> EXERCISE DIRECTIONS: Transcribe the records in full, keeping every character as it is.

Begin

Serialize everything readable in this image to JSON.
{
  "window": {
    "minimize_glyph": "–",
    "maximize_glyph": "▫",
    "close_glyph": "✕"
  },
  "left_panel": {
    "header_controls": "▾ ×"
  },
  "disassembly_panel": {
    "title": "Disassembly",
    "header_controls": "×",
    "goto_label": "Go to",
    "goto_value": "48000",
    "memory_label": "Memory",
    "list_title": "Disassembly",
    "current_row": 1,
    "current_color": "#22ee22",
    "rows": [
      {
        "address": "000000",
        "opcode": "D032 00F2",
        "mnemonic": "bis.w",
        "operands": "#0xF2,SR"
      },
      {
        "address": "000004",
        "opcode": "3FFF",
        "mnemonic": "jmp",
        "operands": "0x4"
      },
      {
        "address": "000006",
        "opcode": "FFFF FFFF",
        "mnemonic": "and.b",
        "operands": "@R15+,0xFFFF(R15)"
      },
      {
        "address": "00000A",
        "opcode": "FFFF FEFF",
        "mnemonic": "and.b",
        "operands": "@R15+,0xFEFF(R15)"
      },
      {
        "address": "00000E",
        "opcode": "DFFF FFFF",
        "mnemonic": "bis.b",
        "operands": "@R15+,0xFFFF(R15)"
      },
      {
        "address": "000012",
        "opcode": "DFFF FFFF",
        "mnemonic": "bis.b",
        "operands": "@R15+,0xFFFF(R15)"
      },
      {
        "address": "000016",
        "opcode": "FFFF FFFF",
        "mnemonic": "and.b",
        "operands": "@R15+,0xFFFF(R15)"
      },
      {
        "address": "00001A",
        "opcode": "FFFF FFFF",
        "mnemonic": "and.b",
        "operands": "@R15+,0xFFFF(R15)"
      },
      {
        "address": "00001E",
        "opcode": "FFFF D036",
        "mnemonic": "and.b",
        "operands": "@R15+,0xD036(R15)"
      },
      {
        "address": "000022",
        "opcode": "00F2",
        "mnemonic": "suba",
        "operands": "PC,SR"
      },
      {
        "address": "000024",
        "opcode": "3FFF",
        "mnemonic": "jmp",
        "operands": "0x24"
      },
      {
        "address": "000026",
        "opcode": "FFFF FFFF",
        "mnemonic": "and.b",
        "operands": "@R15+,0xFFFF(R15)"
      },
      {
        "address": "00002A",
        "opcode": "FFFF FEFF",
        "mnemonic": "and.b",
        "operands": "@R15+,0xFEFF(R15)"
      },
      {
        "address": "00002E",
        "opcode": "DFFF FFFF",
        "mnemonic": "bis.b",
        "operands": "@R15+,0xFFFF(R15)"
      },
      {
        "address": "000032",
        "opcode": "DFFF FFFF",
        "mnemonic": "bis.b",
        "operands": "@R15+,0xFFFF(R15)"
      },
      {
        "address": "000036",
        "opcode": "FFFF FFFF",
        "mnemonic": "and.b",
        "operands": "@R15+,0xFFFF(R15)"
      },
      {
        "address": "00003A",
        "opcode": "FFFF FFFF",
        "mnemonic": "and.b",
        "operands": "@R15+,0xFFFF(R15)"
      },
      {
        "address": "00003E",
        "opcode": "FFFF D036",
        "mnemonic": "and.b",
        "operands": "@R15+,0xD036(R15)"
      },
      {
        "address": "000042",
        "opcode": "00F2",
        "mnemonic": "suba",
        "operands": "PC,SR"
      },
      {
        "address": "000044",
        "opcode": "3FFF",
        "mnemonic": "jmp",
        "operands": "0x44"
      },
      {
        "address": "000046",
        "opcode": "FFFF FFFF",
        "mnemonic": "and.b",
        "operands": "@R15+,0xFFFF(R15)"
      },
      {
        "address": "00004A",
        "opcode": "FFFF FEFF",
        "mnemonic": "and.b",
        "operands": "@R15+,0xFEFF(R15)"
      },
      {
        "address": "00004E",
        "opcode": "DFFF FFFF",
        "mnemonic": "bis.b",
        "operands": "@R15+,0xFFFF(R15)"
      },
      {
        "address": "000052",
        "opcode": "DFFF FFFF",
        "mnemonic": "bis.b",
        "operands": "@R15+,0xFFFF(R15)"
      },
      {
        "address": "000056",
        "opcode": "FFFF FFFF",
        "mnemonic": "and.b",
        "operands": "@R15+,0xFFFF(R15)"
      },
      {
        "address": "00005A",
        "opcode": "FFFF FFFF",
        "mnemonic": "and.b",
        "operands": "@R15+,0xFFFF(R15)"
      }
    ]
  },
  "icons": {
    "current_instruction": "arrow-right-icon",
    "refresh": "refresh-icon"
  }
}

End

> FULL RESPONSE:
Serialize everything readable in this image to JSON.
{
  "window": {
    "minimize_glyph": "–",
    "maximize_glyph": "▫",
    "close_glyph": "✕"
  },
  "left_panel": {
    "header_controls": "▾ ×"
  },
  "disassembly_panel": {
    "title": "Disassembly",
    "header_controls": "×",
    "goto_label": "Go to",
    "goto_value": "48000",
    "memory_label": "Memory",
    "list_title": "Disassembly",
    "current_row": 1,
    "current_color": "#22ee22",
    "rows": [
      {
        "address": "000000",
        "opcode": "D032 00F2",
        "mnemonic": "bis.w",
        "operands": "#0xF2,SR"
      },
      {
        "address": "000004",
        "opcode": "3FFF",
        "mnemonic": "jmp",
        "operands": "0x4"
      },
      {
        "address": "000006",
        "opcode": "FFFF FFFF",
        "mnemonic": "and.b",
        "operands": "@R15+,0xFFFF(R15)"
      },
      {
        "address": "00000A",
        "opcode": "FFFF FEFF",
        "mnemonic": "and.b",
        "operands": "@R15+,0xFEFF(R15)"
      },
      {
        "address": "00000E",
        "opcode": "DFFF FFFF",
        "mnemonic": "bis.b",
        "operands": "@R15+,0xFFFF(R15)"
      },
      {
        "address": "000012",
        "opcode": "DFFF FFFF",
        "mnemonic": "bis.b",
        "operands": "@R15+,0xFFFF(R15)"
      },
      {
        "address": "000016",
        "opcode": "FFFF FFFF",
        "mnemonic": "and.b",
        "operands": "@R15+,0xFFFF(R15)"
      },
      {
        "address": "00001A",
        "opcode": "FFFF FFFF",
        "mnemonic": "and.b",
        "operands": "@R15+,0xFFFF(R15)"
      },
      {
        "address": "00001E",
        "opcode": "FFFF D036",
        "mnemonic": "and.b",
        "operands": "@R15+,0xD036(R15)"
      },
      {
        "address": "000022",
        "opcode": "00F2",
        "mnemonic": "suba",
        "operands": "PC,SR"
      },
      {
        "address": "000024",
        "opcode": "3FFF",
        "mnemonic": "jmp",
        "operands": "0x24"
      },
      {
        "address": "000026",
        "opcode": "FFFF FFFF",
        "mnemonic": "and.b",
        "operands": "@R15+,0xFFFF(R15)"
      },
      {
        "address": "00002A",
        "opcode": "FFFF FEFF",
        "mnemonic": "and.b",
        "operands": "@R15+,0xFEFF(R15)"
      },
      {
        "address": "00002E",
        "opcode": "DFFF FFFF",
        "mnemonic": "bis.b",
        "operands": "@R15+,0xFFFF(R15)"
      },
      {
        "address": "000032",
        "opcode": "DFFF FFFF",
        "mnemonic": "bis.b",
        "operands": "@R15+,0xFFFF(R15)"
      },
      {
        "address": "000036",
        "opcode": "FFFF FFFF",
        "mnemonic": "and.b",
        "operands": "@R15+,0xFFFF(R15)"
      },
      {
        "address": "00003A",
        "opcode": "FFFF FFFF",
        "mnemonic": "and.b",
        "operands": "@R15+,0xFFFF(R15)"
      },
      {
        "address": "00003E",
        "opcode": "FFFF D036",
        "mnemonic": "and.b",
        "operands": "@R15+,0xD036(R15)"
      },
      {
        "address": "000042",
        "opcode": "00F2",
        "mnemonic": "suba",
        "operands": "PC,SR"
      },
      {
        "address": "000044",
        "opcode": "3FFF",
        "mnemonic": "jmp",
        "operands": "0x44"
      },
      {
        "address": "000046",
        "opcode": "FFFF FFFF",
        "mnemonic": "and.b",
        "operands": "@R15+,0xFFFF(R15)"
      },
      {
        "address": "00004A",
        "opcode": "FFFF FEFF",
        "mnemonic": "and.b",
        "operands": "@R15+,0xFEFF(R15)"
      },
      {
        "address": "00004E",
        "opcode": "DFFF FFFF",
        "mnemonic": "bis.b",
        "operands": "@R15+,0xFFFF(R15)"
      },
      {
        "address": "000052",
        "opcode": "DFFF FFFF",
        "mnemonic": "bis.b",
        "operands": "@R15+,0xFFFF(R15)"
      },
      {
        "address": "000056",
        "opcode": "FFFF FFFF",
        "mnemonic": "and.b",
        "operands": "@R15+,0xFFFF(R15)"
      },
      {
        "address": "00005A",
        "opcode": "FFFF FFFF",
        "mnemonic": "and.b",
        "operands": "@R15+,0xFFFF(R15)"
      }
    ]
  },
  "icons": {
    "current_instruction": "arrow-right-icon",
    "refresh": "refresh-icon"
  }
}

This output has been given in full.